Data excerpts:
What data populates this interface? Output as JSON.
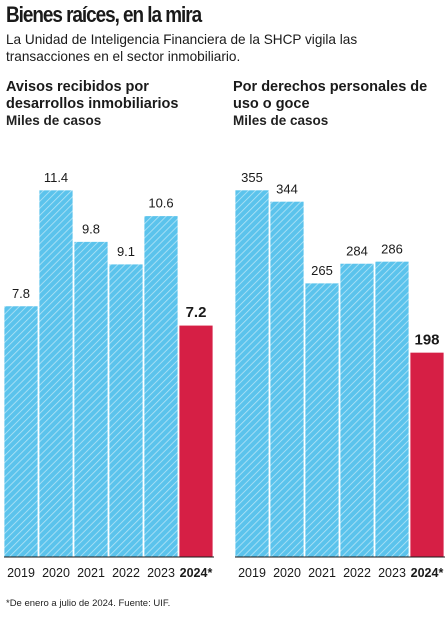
{
  "header": {
    "title": "Bienes raíces, en la mira",
    "subtitle": "La Unidad de Inteligencia Financiera de la SHCP vigila las transacciones en el sector inmobiliario."
  },
  "footnote": "*De enero a julio de 2024. Fuente: UIF.",
  "colors": {
    "bar": "#5bc3ec",
    "highlight": "#d61f45",
    "hatch": "#ffffff"
  },
  "chart_data": [
    {
      "type": "bar",
      "title": "Avisos recibidos por desarrollos inmobiliarios",
      "unit": "Miles de casos",
      "categories": [
        "2019",
        "2020",
        "2021",
        "2022",
        "2023",
        "2024*"
      ],
      "values": [
        7.8,
        11.4,
        9.8,
        9.1,
        10.6,
        7.2
      ],
      "value_labels": [
        "7.8",
        "11.4",
        "9.8",
        "9.1",
        "10.6",
        "7.2"
      ],
      "highlight_index": 5,
      "ylim": [
        0,
        13.2
      ]
    },
    {
      "type": "bar",
      "title": "Por derechos personales de uso o goce",
      "unit": "Miles de casos",
      "categories": [
        "2019",
        "2020",
        "2021",
        "2022",
        "2023",
        "2024*"
      ],
      "values": [
        355,
        344,
        265,
        284,
        286,
        198
      ],
      "value_labels": [
        "355",
        "344",
        "265",
        "284",
        "286",
        "198"
      ],
      "highlight_index": 5,
      "ylim": [
        0,
        411
      ]
    }
  ]
}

What the exercise asks: Write out the material above once more, exactly as it reads, with no pictures.

Written reply:
What data populates this interface? Output as JSON.
{
  "header": {
    "title": "Bienes raíces, en la mira",
    "subtitle": "La Unidad de Inteligencia Financiera de la SHCP vigila las transacciones en el sector inmobiliario."
  },
  "footnote": "*De enero a julio de 2024. Fuente: UIF.",
  "colors": {
    "bar": "#5bc3ec",
    "highlight": "#d61f45",
    "hatch": "#ffffff"
  },
  "chart_data": [
    {
      "type": "bar",
      "title": "Avisos recibidos por desarrollos inmobiliarios",
      "unit": "Miles de casos",
      "categories": [
        "2019",
        "2020",
        "2021",
        "2022",
        "2023",
        "2024*"
      ],
      "values": [
        7.8,
        11.4,
        9.8,
        9.1,
        10.6,
        7.2
      ],
      "value_labels": [
        "7.8",
        "11.4",
        "9.8",
        "9.1",
        "10.6",
        "7.2"
      ],
      "highlight_index": 5,
      "ylim": [
        0,
        13.2
      ]
    },
    {
      "type": "bar",
      "title": "Por derechos personales de uso o goce",
      "unit": "Miles de casos",
      "categories": [
        "2019",
        "2020",
        "2021",
        "2022",
        "2023",
        "2024*"
      ],
      "values": [
        355,
        344,
        265,
        284,
        286,
        198
      ],
      "value_labels": [
        "355",
        "344",
        "265",
        "284",
        "286",
        "198"
      ],
      "highlight_index": 5,
      "ylim": [
        0,
        411
      ]
    }
  ]
}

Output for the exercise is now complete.